Written request
Reproduce the data below in full and exclude every picture.

Exercise materials
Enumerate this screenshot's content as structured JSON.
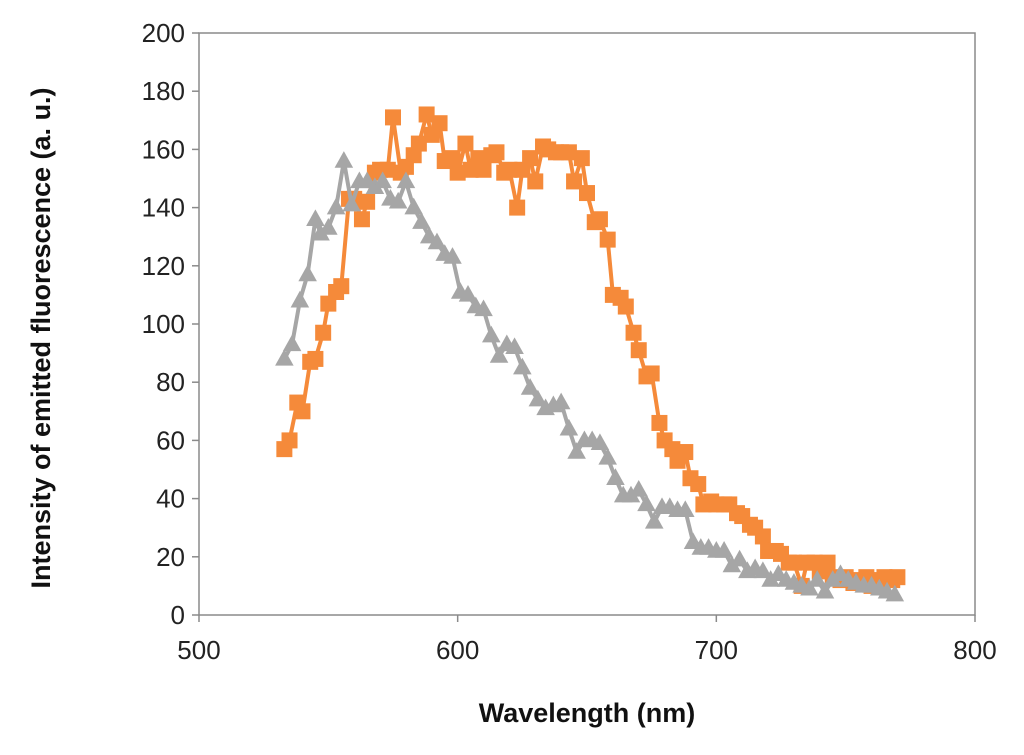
{
  "chart_data": {
    "type": "line",
    "title": "",
    "xlabel": "Wavelength (nm)",
    "ylabel": "Intensity of emitted fluorescence (a. u.)",
    "xlim": [
      500,
      800
    ],
    "ylim": [
      0,
      200
    ],
    "xticks": [
      500,
      600,
      700,
      800
    ],
    "yticks": [
      0,
      20,
      40,
      60,
      80,
      100,
      120,
      140,
      160,
      180,
      200
    ],
    "grid": false,
    "legend": "none",
    "series": [
      {
        "name": "orange-square-series",
        "color": "#f58a3a",
        "marker": "square",
        "x": [
          533,
          535,
          538,
          540,
          543,
          545,
          548,
          550,
          553,
          555,
          558,
          560,
          563,
          565,
          568,
          570,
          573,
          575,
          578,
          580,
          583,
          585,
          588,
          590,
          593,
          595,
          598,
          600,
          603,
          605,
          608,
          610,
          613,
          615,
          618,
          620,
          623,
          625,
          628,
          630,
          633,
          635,
          638,
          640,
          643,
          645,
          648,
          650,
          653,
          655,
          658,
          660,
          663,
          665,
          668,
          670,
          673,
          675,
          678,
          680,
          683,
          685,
          688,
          690,
          693,
          695,
          698,
          700,
          703,
          705,
          708,
          710,
          713,
          715,
          718,
          720,
          723,
          725,
          728,
          730,
          733,
          735,
          738,
          740,
          743,
          745,
          748,
          750,
          753,
          755,
          758,
          760,
          763,
          765,
          768,
          770
        ],
        "values": [
          57,
          60,
          73,
          70,
          87,
          88,
          97,
          107,
          111,
          113,
          143,
          143,
          136,
          142,
          152,
          153,
          153,
          171,
          152,
          154,
          158,
          162,
          172,
          165,
          169,
          156,
          157,
          152,
          162,
          153,
          157,
          153,
          158,
          159,
          152,
          153,
          140,
          153,
          157,
          149,
          161,
          160,
          159,
          159,
          159,
          149,
          157,
          145,
          135,
          136,
          129,
          110,
          109,
          106,
          97,
          91,
          82,
          83,
          66,
          60,
          57,
          53,
          56,
          47,
          45,
          38,
          39,
          38,
          38,
          38,
          35,
          34,
          31,
          30,
          27,
          22,
          22,
          21,
          18,
          18,
          10,
          18,
          18,
          15,
          18,
          13,
          12,
          13,
          11,
          12,
          13,
          10,
          12,
          13,
          12,
          13
        ],
        "x_note": "x values trimmed/aligned to 96 points"
      },
      {
        "name": "gray-triangle-series",
        "color": "#a6a6a6",
        "marker": "triangle",
        "x": [
          533,
          536,
          539,
          542,
          545,
          547,
          550,
          553,
          556,
          559,
          562,
          565,
          568,
          571,
          574,
          577,
          580,
          583,
          586,
          589,
          592,
          595,
          598,
          601,
          604,
          607,
          610,
          613,
          616,
          619,
          622,
          625,
          628,
          631,
          634,
          637,
          640,
          643,
          646,
          649,
          652,
          655,
          658,
          661,
          664,
          667,
          670,
          673,
          676,
          679,
          682,
          685,
          688,
          691,
          694,
          697,
          700,
          703,
          706,
          709,
          712,
          715,
          718,
          721,
          724,
          727,
          730,
          733,
          736,
          739,
          742,
          745,
          748,
          751,
          754,
          757,
          760,
          763,
          766,
          769
        ],
        "values": [
          88,
          93,
          108,
          117,
          136,
          131,
          133,
          140,
          156,
          141,
          149,
          149,
          147,
          149,
          143,
          142,
          149,
          140,
          135,
          130,
          128,
          124,
          123,
          111,
          110,
          106,
          105,
          96,
          89,
          93,
          92,
          85,
          78,
          74,
          71,
          72,
          73,
          64,
          56,
          60,
          60,
          59,
          54,
          47,
          41,
          41,
          43,
          38,
          32,
          37,
          37,
          36,
          36,
          25,
          23,
          23,
          22,
          22,
          17,
          19,
          15,
          16,
          15,
          12,
          14,
          12,
          11,
          10,
          9,
          12,
          8,
          12,
          14,
          12,
          11,
          10,
          10,
          9,
          8,
          7
        ]
      }
    ]
  }
}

Task solution
Enumerate this screenshot's content as structured JSON.
{
  "chart_data": {
    "type": "line",
    "title": "",
    "xlabel": "Wavelength (nm)",
    "ylabel": "Intensity of emitted fluorescence (a. u.)",
    "xlim": [
      500,
      800
    ],
    "ylim": [
      0,
      200
    ],
    "xticks": [
      500,
      600,
      700,
      800
    ],
    "yticks": [
      0,
      20,
      40,
      60,
      80,
      100,
      120,
      140,
      160,
      180,
      200
    ],
    "grid": false,
    "legend": "none",
    "series": [
      {
        "name": "orange-square-series",
        "color": "#f58a3a",
        "marker": "square",
        "x": [
          533,
          535,
          538,
          540,
          543,
          545,
          548,
          550,
          553,
          555,
          558,
          560,
          563,
          565,
          568,
          570,
          573,
          575,
          578,
          580,
          583,
          585,
          588,
          590,
          593,
          595,
          598,
          600,
          603,
          605,
          608,
          610,
          613,
          615,
          618,
          620,
          623,
          625,
          628,
          630,
          633,
          635,
          638,
          640,
          643,
          645,
          648,
          650,
          653,
          655,
          658,
          660,
          663,
          665,
          668,
          670,
          673,
          675,
          678,
          680,
          683,
          685,
          688,
          690,
          693,
          695,
          698,
          700,
          703,
          705,
          708,
          710,
          713,
          715,
          718,
          720,
          723,
          725,
          728,
          730,
          733,
          735,
          738,
          740,
          743,
          745,
          748,
          750,
          753,
          755,
          758,
          760,
          763,
          765,
          768,
          770
        ],
        "values": [
          57,
          60,
          73,
          70,
          87,
          88,
          97,
          107,
          111,
          113,
          143,
          143,
          136,
          142,
          152,
          153,
          153,
          171,
          152,
          154,
          158,
          162,
          172,
          165,
          169,
          156,
          157,
          152,
          162,
          153,
          157,
          153,
          158,
          159,
          152,
          153,
          140,
          153,
          157,
          149,
          161,
          160,
          159,
          159,
          159,
          149,
          157,
          145,
          135,
          136,
          129,
          110,
          109,
          106,
          97,
          91,
          82,
          83,
          66,
          60,
          57,
          53,
          56,
          47,
          45,
          38,
          39,
          38,
          38,
          38,
          35,
          34,
          31,
          30,
          27,
          22,
          22,
          21,
          18,
          18,
          10,
          18,
          18,
          15,
          18,
          13,
          12,
          13,
          11,
          12,
          13,
          10,
          12,
          13,
          12,
          13
        ],
        "x_note": "x values trimmed/aligned to 96 points"
      },
      {
        "name": "gray-triangle-series",
        "color": "#a6a6a6",
        "marker": "triangle",
        "x": [
          533,
          536,
          539,
          542,
          545,
          547,
          550,
          553,
          556,
          559,
          562,
          565,
          568,
          571,
          574,
          577,
          580,
          583,
          586,
          589,
          592,
          595,
          598,
          601,
          604,
          607,
          610,
          613,
          616,
          619,
          622,
          625,
          628,
          631,
          634,
          637,
          640,
          643,
          646,
          649,
          652,
          655,
          658,
          661,
          664,
          667,
          670,
          673,
          676,
          679,
          682,
          685,
          688,
          691,
          694,
          697,
          700,
          703,
          706,
          709,
          712,
          715,
          718,
          721,
          724,
          727,
          730,
          733,
          736,
          739,
          742,
          745,
          748,
          751,
          754,
          757,
          760,
          763,
          766,
          769
        ],
        "values": [
          88,
          93,
          108,
          117,
          136,
          131,
          133,
          140,
          156,
          141,
          149,
          149,
          147,
          149,
          143,
          142,
          149,
          140,
          135,
          130,
          128,
          124,
          123,
          111,
          110,
          106,
          105,
          96,
          89,
          93,
          92,
          85,
          78,
          74,
          71,
          72,
          73,
          64,
          56,
          60,
          60,
          59,
          54,
          47,
          41,
          41,
          43,
          38,
          32,
          37,
          37,
          36,
          36,
          25,
          23,
          23,
          22,
          22,
          17,
          19,
          15,
          16,
          15,
          12,
          14,
          12,
          11,
          10,
          9,
          12,
          8,
          12,
          14,
          12,
          11,
          10,
          10,
          9,
          8,
          7
        ]
      }
    ]
  }
}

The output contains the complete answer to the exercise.